- Set problem -
Each entry below should be returned exactly as is, with the pictures removed.

====== Exercise data

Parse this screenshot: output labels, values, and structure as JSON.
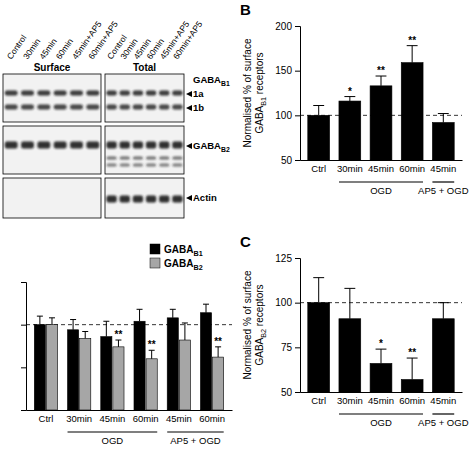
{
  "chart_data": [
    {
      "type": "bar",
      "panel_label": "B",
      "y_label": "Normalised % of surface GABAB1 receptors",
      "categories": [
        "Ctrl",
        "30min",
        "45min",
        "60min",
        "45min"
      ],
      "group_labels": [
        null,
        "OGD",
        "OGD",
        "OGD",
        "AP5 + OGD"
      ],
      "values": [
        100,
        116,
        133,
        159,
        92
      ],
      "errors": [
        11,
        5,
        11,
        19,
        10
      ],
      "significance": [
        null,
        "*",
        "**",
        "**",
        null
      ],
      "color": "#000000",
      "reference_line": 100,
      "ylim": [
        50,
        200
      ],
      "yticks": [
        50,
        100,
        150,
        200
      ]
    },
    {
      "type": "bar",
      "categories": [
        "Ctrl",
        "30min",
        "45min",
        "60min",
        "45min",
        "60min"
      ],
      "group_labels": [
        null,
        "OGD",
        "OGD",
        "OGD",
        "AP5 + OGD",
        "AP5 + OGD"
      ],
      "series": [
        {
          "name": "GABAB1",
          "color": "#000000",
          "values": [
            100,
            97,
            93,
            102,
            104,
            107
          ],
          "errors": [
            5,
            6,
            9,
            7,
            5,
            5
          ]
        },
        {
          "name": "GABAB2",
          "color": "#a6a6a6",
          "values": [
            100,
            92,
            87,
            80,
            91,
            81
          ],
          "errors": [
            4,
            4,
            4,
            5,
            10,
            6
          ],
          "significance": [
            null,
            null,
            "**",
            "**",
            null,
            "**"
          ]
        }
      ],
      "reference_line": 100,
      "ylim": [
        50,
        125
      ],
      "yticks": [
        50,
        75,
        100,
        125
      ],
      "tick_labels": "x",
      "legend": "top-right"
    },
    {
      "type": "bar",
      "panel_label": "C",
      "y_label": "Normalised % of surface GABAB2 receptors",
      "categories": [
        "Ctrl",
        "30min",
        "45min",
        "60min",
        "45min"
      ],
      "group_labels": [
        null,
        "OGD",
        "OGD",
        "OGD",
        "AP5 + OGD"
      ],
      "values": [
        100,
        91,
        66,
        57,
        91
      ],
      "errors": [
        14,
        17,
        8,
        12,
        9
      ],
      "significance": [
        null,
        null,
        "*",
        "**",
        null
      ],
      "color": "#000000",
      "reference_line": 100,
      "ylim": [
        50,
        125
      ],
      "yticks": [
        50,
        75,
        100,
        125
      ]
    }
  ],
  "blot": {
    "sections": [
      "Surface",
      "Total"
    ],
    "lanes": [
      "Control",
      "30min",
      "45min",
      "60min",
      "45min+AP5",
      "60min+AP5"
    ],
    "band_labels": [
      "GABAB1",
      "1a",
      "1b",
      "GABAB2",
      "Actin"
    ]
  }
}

============

- Output of the exercise -
Parse this screenshot: output labels, values, and structure as JSON.
{
  "chart_data": [
    {
      "type": "bar",
      "panel_label": "B",
      "y_label": "Normalised % of surface GABAB1 receptors",
      "categories": [
        "Ctrl",
        "30min",
        "45min",
        "60min",
        "45min"
      ],
      "group_labels": [
        null,
        "OGD",
        "OGD",
        "OGD",
        "AP5 + OGD"
      ],
      "values": [
        100,
        116,
        133,
        159,
        92
      ],
      "errors": [
        11,
        5,
        11,
        19,
        10
      ],
      "significance": [
        null,
        "*",
        "**",
        "**",
        null
      ],
      "color": "#000000",
      "reference_line": 100,
      "ylim": [
        50,
        200
      ],
      "yticks": [
        50,
        100,
        150,
        200
      ]
    },
    {
      "type": "bar",
      "categories": [
        "Ctrl",
        "30min",
        "45min",
        "60min",
        "45min",
        "60min"
      ],
      "group_labels": [
        null,
        "OGD",
        "OGD",
        "OGD",
        "AP5 + OGD",
        "AP5 + OGD"
      ],
      "series": [
        {
          "name": "GABAB1",
          "color": "#000000",
          "values": [
            100,
            97,
            93,
            102,
            104,
            107
          ],
          "errors": [
            5,
            6,
            9,
            7,
            5,
            5
          ]
        },
        {
          "name": "GABAB2",
          "color": "#a6a6a6",
          "values": [
            100,
            92,
            87,
            80,
            91,
            81
          ],
          "errors": [
            4,
            4,
            4,
            5,
            10,
            6
          ],
          "significance": [
            null,
            null,
            "**",
            "**",
            null,
            "**"
          ]
        }
      ],
      "reference_line": 100,
      "ylim": [
        50,
        125
      ],
      "yticks": [
        50,
        75,
        100,
        125
      ],
      "tick_labels": "x",
      "legend": "top-right"
    },
    {
      "type": "bar",
      "panel_label": "C",
      "y_label": "Normalised % of surface GABAB2 receptors",
      "categories": [
        "Ctrl",
        "30min",
        "45min",
        "60min",
        "45min"
      ],
      "group_labels": [
        null,
        "OGD",
        "OGD",
        "OGD",
        "AP5 + OGD"
      ],
      "values": [
        100,
        91,
        66,
        57,
        91
      ],
      "errors": [
        14,
        17,
        8,
        12,
        9
      ],
      "significance": [
        null,
        null,
        "*",
        "**",
        null
      ],
      "color": "#000000",
      "reference_line": 100,
      "ylim": [
        50,
        125
      ],
      "yticks": [
        50,
        75,
        100,
        125
      ]
    }
  ],
  "blot": {
    "sections": [
      "Surface",
      "Total"
    ],
    "lanes": [
      "Control",
      "30min",
      "45min",
      "60min",
      "45min+AP5",
      "60min+AP5"
    ],
    "band_labels": [
      "GABAB1",
      "1a",
      "1b",
      "GABAB2",
      "Actin"
    ]
  }
}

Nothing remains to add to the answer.